● Instructions for the task
Tally how many lines include "document". The number is the whole answer.

(Extracted data entries)
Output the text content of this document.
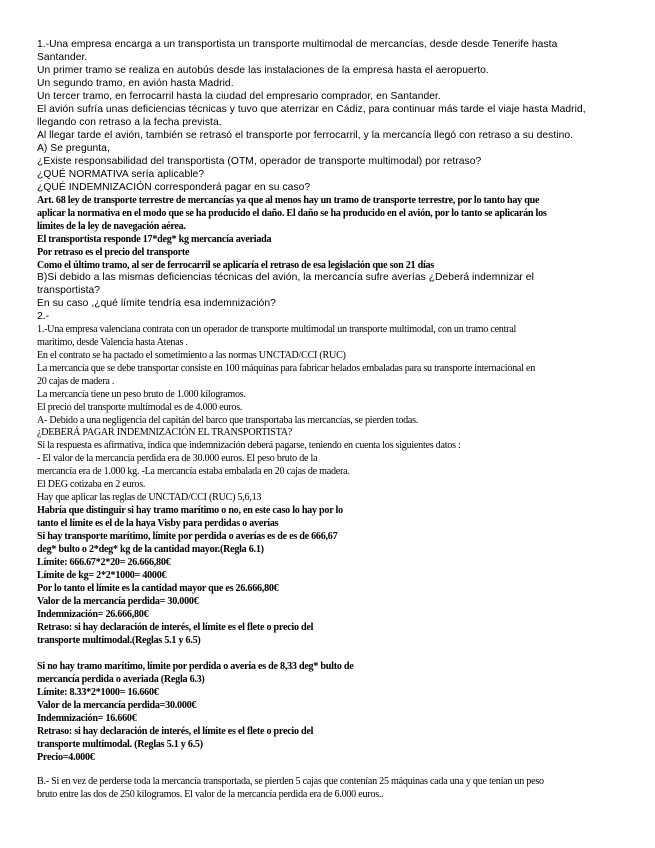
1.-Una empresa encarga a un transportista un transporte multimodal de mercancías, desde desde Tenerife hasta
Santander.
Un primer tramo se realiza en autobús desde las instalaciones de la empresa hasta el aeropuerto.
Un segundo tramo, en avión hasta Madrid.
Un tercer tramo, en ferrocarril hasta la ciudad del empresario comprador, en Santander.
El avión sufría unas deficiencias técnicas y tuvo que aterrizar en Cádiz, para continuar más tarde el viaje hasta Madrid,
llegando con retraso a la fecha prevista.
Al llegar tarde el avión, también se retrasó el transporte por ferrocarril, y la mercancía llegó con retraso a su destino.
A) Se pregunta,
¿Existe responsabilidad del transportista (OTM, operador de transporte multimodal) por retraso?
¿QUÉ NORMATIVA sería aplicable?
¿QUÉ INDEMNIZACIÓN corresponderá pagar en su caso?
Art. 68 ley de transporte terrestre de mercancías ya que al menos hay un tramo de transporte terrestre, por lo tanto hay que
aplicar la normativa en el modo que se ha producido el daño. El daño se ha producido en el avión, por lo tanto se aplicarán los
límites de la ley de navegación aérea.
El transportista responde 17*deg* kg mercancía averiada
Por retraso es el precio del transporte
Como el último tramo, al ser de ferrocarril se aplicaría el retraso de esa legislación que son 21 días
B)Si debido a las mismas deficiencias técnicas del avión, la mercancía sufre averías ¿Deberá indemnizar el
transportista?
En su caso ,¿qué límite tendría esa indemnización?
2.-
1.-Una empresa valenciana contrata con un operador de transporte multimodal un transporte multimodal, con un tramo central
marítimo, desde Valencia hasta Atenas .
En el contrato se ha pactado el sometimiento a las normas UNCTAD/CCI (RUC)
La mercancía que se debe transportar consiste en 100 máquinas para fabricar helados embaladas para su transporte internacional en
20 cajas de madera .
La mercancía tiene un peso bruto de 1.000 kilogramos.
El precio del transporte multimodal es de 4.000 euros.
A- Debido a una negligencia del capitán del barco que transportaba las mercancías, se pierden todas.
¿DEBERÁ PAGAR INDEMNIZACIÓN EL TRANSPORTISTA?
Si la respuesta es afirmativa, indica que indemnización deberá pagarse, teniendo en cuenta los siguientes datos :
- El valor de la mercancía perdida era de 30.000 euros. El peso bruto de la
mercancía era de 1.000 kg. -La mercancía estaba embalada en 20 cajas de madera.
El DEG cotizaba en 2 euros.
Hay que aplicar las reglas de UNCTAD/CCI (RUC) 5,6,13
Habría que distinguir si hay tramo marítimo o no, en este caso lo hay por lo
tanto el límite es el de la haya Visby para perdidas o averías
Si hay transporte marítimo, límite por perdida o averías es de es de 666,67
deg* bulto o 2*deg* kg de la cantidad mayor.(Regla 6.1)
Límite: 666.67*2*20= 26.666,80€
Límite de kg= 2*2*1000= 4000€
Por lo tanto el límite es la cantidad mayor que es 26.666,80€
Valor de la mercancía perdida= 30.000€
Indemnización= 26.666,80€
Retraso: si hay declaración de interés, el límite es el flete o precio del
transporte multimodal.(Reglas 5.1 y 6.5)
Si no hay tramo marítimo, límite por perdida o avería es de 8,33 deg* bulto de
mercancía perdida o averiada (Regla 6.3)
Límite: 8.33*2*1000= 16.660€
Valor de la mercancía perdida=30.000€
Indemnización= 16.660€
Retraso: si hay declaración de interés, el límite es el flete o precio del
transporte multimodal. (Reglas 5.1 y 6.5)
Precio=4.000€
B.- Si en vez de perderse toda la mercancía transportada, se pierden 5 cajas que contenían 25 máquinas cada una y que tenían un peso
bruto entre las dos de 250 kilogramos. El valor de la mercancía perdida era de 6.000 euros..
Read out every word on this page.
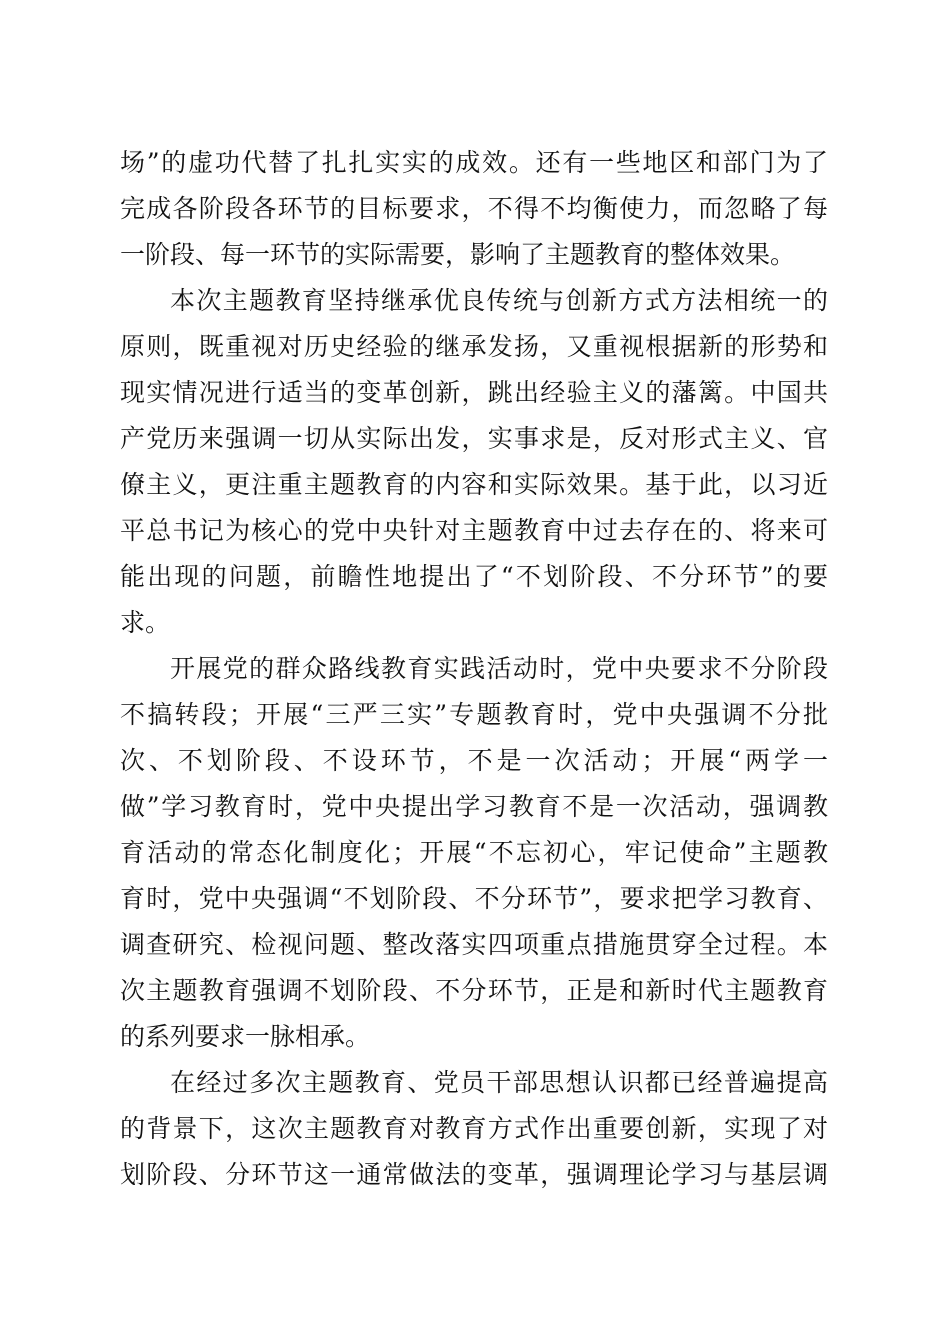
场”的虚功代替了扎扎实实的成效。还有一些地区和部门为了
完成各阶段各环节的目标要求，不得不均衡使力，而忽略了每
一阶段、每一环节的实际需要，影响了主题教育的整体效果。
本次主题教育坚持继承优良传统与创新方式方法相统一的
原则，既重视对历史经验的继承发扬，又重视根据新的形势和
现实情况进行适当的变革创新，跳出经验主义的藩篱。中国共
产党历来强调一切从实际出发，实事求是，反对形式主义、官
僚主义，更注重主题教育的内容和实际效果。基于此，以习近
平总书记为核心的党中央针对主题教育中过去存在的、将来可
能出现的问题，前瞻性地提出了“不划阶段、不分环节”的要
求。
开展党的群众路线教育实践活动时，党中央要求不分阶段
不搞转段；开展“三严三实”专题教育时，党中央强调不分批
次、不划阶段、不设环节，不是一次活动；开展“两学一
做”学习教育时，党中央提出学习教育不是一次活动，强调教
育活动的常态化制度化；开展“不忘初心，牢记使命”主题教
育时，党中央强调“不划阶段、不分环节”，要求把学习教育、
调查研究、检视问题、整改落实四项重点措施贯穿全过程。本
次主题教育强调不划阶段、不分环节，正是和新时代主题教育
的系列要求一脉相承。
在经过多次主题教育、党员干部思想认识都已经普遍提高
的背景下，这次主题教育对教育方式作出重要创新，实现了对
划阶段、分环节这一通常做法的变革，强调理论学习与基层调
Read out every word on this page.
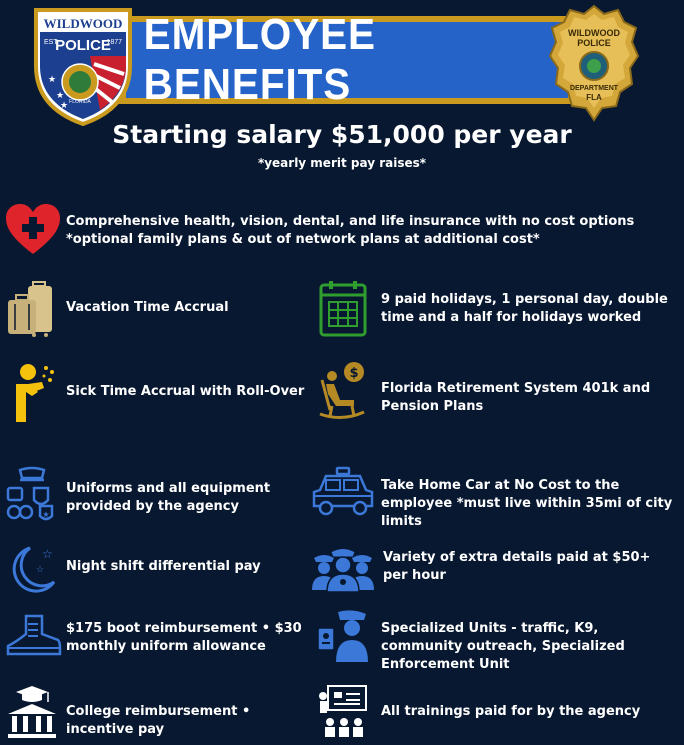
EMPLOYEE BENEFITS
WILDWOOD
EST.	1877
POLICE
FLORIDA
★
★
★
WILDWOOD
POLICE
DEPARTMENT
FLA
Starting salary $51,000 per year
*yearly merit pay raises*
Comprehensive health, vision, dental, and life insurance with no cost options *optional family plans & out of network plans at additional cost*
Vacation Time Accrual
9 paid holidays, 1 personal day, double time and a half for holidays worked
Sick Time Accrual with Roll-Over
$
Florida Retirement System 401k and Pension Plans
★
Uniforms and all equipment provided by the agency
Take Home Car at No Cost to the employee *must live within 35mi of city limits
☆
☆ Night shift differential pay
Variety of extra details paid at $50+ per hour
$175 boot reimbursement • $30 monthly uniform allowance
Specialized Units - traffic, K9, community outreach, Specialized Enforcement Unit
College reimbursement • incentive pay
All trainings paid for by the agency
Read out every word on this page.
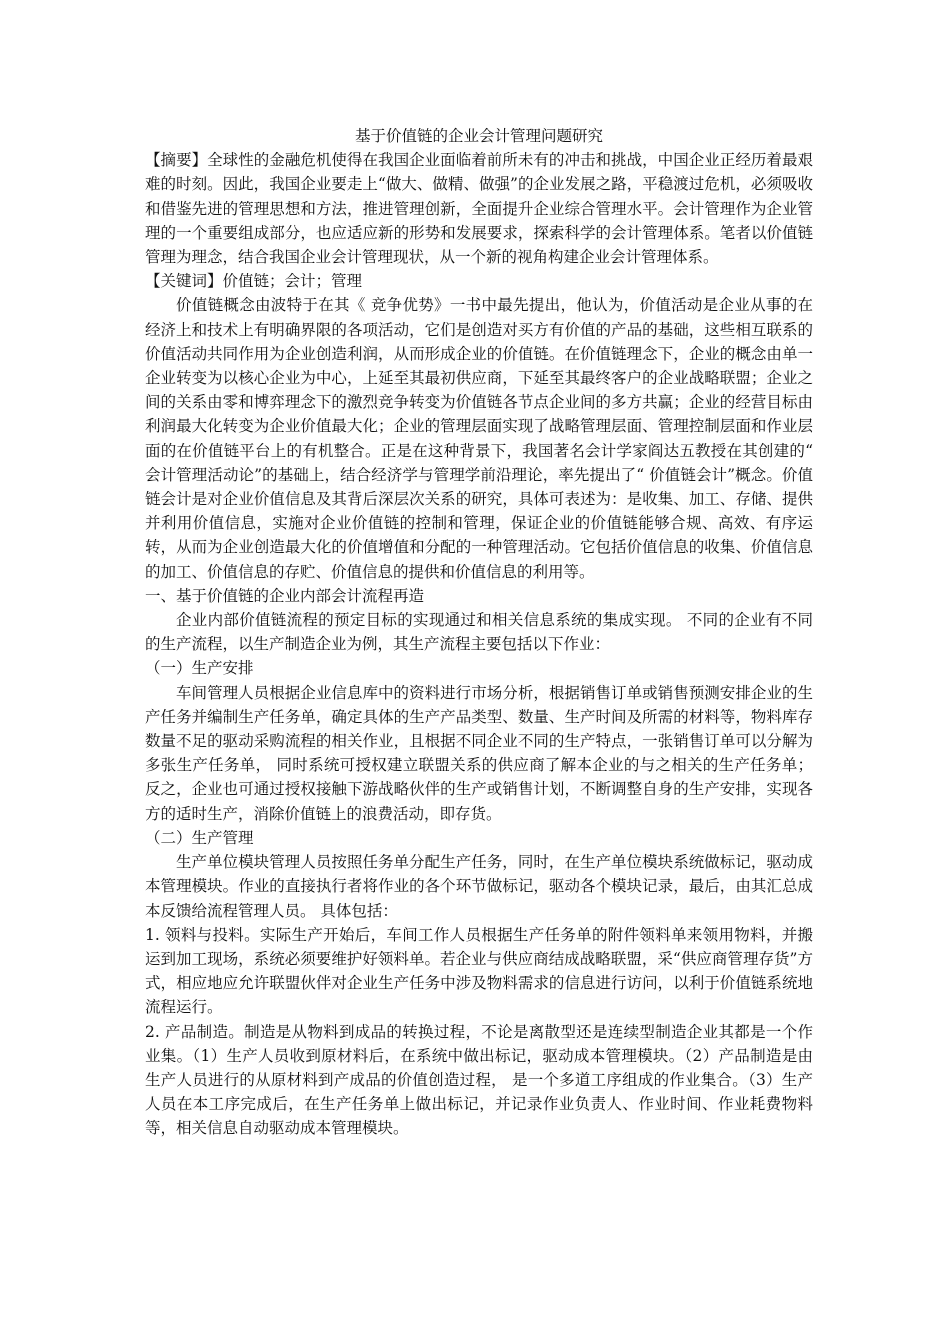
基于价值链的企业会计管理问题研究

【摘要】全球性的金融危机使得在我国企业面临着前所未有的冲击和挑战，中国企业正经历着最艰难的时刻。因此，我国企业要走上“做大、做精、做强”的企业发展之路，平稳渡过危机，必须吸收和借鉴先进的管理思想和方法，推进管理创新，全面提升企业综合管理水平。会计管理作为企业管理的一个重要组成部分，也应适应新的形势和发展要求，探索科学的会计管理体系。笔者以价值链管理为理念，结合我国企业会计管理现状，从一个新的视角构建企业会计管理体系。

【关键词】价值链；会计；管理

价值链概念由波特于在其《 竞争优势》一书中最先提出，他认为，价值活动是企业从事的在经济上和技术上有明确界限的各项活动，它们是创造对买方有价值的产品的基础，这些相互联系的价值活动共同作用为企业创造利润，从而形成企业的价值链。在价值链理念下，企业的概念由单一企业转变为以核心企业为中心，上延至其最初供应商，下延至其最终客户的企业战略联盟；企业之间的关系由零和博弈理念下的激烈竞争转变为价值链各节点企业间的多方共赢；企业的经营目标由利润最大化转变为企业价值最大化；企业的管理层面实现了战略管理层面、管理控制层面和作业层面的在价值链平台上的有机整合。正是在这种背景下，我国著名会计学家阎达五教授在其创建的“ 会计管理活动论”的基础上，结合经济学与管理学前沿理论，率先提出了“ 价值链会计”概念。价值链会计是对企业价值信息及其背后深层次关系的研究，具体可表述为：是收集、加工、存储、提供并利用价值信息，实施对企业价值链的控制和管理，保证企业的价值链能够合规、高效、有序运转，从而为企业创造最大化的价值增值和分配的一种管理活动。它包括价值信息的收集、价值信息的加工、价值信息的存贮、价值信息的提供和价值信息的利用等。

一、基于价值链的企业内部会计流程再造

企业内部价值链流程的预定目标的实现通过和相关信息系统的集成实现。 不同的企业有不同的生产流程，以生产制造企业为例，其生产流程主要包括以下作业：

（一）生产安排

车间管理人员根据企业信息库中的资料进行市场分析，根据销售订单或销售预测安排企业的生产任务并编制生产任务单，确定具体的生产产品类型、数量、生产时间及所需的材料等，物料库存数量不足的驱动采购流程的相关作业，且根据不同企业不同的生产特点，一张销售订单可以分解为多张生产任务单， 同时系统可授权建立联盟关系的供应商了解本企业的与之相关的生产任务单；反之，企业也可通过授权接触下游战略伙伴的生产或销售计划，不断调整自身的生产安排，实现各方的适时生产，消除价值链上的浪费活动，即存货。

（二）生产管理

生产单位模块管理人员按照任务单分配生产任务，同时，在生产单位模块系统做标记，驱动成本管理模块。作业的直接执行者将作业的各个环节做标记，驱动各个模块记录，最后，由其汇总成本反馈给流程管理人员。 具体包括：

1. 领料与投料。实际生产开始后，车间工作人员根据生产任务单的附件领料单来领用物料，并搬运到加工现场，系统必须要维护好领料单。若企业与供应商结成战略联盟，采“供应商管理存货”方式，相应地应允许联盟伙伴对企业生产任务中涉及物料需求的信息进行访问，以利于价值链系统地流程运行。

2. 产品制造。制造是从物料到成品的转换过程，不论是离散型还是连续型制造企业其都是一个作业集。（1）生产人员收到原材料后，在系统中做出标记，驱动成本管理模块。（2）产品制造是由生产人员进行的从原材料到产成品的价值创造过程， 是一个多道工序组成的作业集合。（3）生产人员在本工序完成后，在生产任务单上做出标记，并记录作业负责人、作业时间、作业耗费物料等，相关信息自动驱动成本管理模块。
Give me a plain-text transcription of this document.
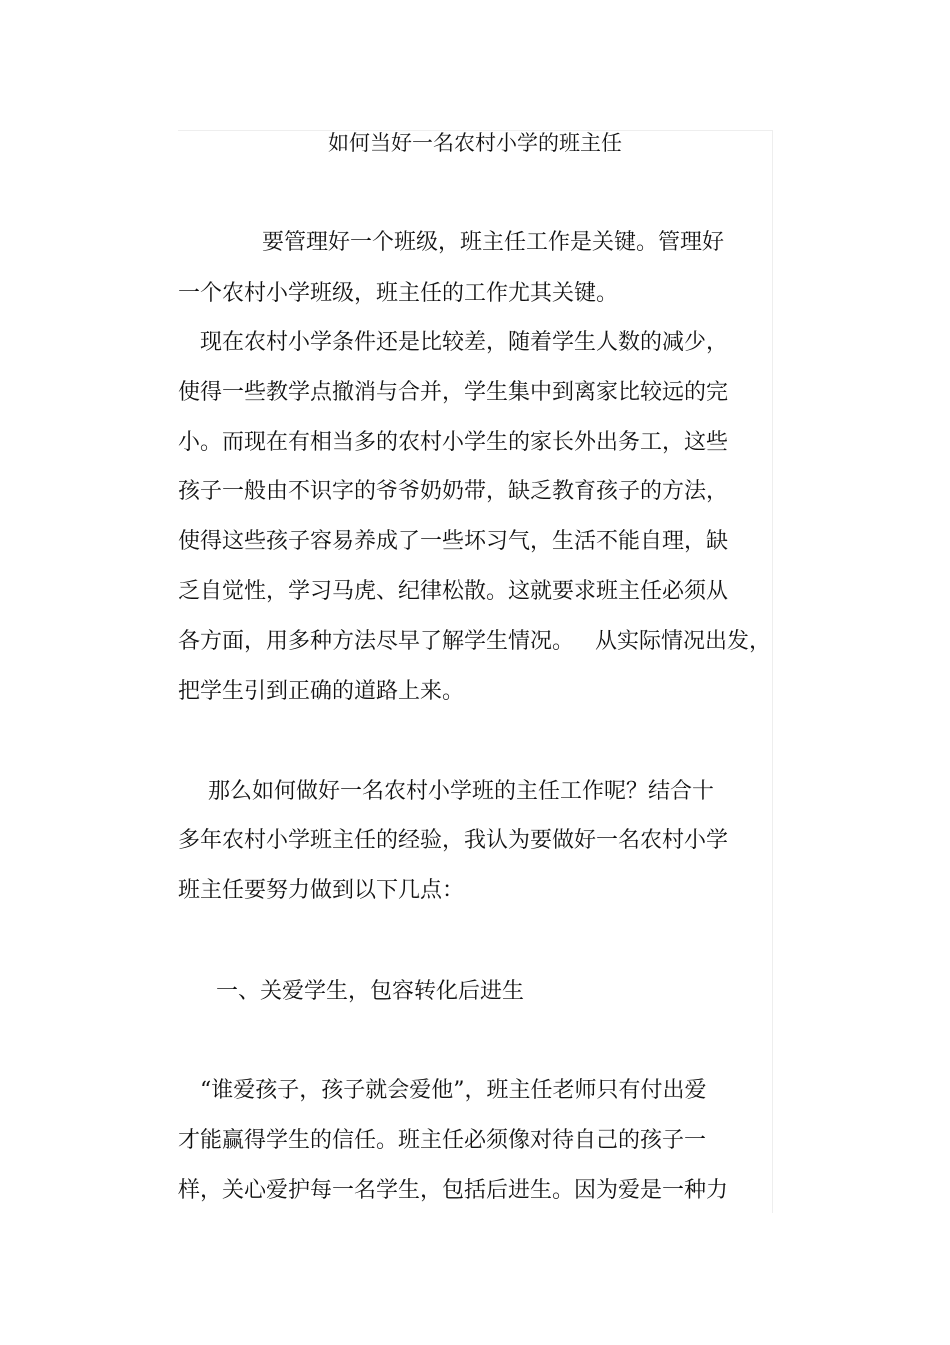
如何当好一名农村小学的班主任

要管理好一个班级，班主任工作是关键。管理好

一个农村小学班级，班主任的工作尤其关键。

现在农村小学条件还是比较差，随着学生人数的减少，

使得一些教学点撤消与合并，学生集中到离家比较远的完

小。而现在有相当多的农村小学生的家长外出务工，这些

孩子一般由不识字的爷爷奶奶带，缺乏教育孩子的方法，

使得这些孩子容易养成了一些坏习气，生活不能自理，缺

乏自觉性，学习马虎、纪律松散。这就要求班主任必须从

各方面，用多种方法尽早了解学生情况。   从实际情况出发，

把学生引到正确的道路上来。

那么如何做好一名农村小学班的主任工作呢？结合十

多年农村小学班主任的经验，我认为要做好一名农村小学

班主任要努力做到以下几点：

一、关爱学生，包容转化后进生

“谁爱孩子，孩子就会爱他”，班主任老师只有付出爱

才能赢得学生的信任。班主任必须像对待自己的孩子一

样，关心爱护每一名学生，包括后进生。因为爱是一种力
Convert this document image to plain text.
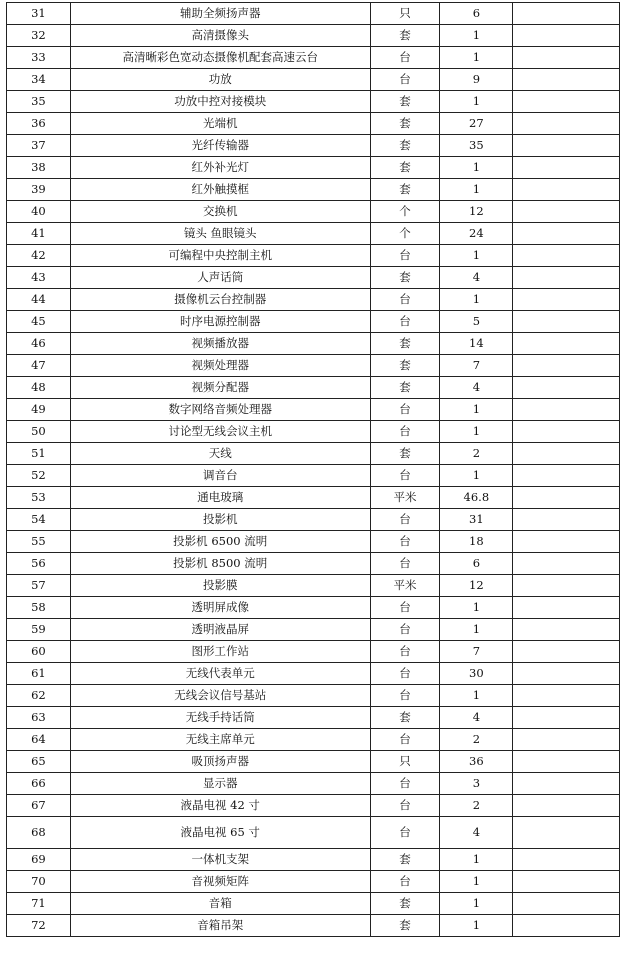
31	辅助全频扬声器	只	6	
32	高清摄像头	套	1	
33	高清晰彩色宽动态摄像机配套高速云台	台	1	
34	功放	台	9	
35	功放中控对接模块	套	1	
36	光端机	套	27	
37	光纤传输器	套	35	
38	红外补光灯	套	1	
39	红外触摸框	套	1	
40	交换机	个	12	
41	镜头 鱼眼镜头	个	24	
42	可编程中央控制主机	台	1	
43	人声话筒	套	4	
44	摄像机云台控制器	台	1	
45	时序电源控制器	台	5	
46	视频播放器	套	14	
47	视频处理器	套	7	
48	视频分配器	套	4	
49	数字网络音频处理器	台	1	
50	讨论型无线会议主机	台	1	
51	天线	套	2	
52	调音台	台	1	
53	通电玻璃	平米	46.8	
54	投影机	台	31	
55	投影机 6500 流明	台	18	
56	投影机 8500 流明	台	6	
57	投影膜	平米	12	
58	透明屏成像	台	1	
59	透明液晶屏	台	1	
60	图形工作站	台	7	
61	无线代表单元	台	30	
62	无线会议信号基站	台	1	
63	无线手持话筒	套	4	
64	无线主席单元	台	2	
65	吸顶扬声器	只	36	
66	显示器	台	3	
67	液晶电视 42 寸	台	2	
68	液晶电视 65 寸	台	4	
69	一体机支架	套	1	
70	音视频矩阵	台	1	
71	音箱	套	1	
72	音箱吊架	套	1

● Exercise solution
3